• **WORK TO BE COMPLETED**
Locate all lines with the word "Algorithm" and copy them out.

• **STORED ROWS**
******

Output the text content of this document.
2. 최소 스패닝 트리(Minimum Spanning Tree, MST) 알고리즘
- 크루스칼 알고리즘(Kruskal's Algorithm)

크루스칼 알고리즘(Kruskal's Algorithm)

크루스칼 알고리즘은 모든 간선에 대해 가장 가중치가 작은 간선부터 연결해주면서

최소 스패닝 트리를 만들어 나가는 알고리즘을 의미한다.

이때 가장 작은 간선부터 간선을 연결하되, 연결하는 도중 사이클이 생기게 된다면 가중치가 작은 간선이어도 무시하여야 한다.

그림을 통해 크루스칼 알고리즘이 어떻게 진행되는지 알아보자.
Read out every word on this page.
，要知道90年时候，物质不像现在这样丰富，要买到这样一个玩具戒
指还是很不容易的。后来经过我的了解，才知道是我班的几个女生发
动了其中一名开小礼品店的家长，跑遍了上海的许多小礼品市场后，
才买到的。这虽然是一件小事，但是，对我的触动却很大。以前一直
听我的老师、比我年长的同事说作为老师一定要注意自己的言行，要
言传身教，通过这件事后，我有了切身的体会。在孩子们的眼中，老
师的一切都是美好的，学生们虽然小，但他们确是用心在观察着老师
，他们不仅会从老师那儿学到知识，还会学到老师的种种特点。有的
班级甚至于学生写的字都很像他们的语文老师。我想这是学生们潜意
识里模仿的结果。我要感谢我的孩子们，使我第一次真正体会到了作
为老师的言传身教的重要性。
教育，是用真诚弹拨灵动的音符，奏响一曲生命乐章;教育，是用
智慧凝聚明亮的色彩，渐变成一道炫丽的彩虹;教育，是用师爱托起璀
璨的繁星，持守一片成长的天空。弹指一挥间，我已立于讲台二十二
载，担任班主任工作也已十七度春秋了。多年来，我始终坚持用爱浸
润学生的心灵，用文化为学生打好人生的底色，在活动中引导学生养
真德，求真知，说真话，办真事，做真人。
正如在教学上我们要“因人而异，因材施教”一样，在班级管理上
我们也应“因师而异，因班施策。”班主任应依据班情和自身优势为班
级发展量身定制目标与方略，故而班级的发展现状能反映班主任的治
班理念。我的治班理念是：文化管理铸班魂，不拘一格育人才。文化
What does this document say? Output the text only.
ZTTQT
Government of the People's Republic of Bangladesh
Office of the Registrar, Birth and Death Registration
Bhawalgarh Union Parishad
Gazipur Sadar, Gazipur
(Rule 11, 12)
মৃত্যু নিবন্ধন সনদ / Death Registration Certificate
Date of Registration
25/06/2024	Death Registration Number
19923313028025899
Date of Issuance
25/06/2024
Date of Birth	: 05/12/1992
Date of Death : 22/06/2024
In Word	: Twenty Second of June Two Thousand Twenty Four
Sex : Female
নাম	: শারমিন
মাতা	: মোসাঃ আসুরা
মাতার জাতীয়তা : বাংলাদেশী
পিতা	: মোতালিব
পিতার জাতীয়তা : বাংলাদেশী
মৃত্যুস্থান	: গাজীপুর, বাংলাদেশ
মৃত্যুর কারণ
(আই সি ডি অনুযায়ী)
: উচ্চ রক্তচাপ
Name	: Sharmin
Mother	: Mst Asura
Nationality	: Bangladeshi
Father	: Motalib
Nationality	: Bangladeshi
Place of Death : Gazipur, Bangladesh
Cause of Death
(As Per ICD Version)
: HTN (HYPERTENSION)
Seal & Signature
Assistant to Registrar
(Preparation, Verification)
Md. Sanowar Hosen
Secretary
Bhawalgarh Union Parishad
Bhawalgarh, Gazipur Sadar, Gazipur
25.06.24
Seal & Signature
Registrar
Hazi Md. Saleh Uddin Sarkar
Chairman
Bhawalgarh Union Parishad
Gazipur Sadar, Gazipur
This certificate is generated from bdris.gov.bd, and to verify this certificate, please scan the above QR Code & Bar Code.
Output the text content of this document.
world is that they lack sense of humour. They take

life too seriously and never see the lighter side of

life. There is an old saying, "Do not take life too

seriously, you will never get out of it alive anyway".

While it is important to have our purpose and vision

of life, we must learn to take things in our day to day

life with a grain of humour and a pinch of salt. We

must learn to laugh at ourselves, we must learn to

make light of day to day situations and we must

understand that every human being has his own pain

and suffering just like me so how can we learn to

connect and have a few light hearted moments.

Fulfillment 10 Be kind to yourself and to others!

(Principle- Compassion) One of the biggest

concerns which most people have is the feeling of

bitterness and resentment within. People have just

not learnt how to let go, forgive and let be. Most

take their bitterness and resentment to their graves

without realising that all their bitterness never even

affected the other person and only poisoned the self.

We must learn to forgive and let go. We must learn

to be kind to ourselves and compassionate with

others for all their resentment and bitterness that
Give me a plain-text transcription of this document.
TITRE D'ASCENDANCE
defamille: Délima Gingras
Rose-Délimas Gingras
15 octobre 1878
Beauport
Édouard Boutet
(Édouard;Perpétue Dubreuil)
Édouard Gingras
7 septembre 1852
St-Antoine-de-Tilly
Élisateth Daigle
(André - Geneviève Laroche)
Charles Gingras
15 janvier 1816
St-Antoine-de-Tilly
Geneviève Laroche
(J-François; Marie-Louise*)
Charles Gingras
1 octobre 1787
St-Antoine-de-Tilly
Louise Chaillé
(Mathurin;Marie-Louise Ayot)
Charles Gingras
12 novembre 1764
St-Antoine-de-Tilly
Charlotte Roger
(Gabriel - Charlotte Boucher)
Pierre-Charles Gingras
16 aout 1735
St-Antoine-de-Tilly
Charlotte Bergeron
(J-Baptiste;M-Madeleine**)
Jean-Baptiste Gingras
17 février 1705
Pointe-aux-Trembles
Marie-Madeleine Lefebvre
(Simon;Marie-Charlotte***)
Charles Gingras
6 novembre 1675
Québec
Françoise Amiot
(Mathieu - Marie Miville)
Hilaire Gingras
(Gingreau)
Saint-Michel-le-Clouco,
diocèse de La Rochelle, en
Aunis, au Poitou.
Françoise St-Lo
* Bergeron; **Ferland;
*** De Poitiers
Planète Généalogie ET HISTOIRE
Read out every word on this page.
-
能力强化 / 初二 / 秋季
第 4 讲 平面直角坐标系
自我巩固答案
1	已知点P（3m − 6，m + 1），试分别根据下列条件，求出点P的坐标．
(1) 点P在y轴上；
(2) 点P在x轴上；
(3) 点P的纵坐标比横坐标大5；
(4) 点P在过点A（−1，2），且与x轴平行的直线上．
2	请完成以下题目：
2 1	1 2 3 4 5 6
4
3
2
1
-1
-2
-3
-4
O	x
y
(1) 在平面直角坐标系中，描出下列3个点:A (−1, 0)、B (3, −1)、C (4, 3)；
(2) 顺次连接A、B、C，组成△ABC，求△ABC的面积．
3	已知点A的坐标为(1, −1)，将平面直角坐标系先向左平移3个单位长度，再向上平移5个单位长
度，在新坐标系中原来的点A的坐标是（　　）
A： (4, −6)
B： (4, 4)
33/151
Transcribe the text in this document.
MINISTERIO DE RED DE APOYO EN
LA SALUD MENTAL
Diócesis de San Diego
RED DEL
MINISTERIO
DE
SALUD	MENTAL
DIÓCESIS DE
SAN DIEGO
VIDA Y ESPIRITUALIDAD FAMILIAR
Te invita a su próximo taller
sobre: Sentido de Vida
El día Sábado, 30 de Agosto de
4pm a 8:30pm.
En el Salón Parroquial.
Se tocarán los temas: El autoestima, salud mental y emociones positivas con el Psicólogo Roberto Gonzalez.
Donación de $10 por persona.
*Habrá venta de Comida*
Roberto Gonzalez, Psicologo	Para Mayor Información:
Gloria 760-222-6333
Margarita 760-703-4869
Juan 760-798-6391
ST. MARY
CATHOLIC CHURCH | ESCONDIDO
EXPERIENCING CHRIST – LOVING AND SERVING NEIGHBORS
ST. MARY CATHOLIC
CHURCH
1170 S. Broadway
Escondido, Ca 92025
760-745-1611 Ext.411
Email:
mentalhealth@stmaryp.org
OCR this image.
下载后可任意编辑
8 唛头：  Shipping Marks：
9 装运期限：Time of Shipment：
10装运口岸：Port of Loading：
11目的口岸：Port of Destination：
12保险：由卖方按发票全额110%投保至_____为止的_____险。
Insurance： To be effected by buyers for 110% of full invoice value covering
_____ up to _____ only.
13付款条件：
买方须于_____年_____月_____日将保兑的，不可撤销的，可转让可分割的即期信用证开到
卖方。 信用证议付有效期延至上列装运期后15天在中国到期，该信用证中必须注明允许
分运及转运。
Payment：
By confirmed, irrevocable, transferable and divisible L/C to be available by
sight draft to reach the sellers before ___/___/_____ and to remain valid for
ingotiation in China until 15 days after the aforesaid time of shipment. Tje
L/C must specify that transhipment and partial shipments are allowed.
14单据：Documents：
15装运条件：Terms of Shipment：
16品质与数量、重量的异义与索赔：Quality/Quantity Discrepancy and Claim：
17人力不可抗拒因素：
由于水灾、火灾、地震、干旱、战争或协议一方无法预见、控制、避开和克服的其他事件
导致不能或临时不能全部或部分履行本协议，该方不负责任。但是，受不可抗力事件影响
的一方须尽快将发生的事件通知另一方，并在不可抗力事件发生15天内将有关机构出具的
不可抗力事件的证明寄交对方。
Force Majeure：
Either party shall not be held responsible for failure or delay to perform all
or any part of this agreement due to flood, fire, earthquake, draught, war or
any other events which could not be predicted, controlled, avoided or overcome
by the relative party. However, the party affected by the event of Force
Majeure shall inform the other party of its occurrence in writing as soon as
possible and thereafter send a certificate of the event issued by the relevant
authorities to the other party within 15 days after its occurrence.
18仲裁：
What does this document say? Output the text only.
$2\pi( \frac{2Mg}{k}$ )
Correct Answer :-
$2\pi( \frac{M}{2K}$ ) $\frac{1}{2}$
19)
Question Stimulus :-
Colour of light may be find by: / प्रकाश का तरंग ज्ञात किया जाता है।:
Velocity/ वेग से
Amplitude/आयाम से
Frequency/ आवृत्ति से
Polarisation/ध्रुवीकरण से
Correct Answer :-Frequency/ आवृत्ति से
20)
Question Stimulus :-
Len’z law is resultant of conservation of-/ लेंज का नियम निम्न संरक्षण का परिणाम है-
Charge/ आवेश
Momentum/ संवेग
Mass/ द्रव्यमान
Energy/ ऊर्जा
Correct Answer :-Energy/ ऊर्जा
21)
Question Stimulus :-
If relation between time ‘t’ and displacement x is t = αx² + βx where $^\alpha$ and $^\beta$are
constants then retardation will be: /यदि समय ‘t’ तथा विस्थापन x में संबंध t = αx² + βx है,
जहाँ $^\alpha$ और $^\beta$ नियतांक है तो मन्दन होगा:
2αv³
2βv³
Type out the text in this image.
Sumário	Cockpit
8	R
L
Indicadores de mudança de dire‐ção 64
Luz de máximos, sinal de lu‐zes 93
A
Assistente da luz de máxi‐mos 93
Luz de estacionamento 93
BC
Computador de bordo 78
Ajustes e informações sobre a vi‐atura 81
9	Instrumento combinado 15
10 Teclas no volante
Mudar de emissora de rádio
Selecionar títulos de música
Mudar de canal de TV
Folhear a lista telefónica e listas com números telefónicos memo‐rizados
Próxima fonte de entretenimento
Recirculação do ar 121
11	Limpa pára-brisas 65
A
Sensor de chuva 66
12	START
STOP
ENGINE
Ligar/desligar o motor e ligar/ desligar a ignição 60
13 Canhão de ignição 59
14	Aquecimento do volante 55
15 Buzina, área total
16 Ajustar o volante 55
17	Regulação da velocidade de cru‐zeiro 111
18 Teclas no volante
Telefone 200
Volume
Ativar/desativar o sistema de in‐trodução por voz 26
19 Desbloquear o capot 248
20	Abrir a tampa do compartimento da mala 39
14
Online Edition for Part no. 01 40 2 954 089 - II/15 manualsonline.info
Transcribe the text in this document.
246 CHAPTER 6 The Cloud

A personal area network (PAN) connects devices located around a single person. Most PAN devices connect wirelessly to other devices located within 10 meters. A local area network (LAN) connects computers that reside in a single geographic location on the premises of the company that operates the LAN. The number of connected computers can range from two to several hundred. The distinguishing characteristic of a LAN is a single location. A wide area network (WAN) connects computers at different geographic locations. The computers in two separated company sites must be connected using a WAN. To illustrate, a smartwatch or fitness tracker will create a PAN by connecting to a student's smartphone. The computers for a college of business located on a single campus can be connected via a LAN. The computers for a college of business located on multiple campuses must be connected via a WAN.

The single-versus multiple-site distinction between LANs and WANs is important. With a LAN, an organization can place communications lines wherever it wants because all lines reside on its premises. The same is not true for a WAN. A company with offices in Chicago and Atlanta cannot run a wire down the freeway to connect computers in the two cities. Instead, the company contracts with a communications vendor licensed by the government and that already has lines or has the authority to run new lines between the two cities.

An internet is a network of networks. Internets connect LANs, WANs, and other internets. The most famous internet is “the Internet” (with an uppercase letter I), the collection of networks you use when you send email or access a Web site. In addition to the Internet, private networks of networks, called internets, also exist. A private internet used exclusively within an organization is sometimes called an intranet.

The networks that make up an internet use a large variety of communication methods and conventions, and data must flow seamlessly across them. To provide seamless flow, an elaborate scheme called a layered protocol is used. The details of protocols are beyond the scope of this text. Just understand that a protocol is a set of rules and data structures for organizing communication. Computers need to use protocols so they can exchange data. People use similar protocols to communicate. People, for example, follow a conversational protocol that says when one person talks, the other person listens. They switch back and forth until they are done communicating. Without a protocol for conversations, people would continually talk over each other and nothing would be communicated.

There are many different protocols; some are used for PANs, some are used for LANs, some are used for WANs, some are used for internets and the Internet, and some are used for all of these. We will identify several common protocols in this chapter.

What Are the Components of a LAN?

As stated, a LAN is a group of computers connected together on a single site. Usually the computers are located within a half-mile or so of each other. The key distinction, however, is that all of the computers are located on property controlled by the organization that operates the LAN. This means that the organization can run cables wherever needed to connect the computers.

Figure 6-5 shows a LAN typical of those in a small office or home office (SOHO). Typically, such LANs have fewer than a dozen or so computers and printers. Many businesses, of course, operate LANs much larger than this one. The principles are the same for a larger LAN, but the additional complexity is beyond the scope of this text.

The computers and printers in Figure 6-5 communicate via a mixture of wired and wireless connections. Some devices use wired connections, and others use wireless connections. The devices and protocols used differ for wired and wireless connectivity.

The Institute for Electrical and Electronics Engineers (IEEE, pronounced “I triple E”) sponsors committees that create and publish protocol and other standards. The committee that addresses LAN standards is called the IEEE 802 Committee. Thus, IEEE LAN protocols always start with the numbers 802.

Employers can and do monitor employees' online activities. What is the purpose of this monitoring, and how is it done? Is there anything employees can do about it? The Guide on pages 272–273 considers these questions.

******

• **FULL RESPONSE**
- 크루스칼 알고리즘(Kruskal's Algorithm)
크루스칼 알고리즘(Kruskal's Algorithm)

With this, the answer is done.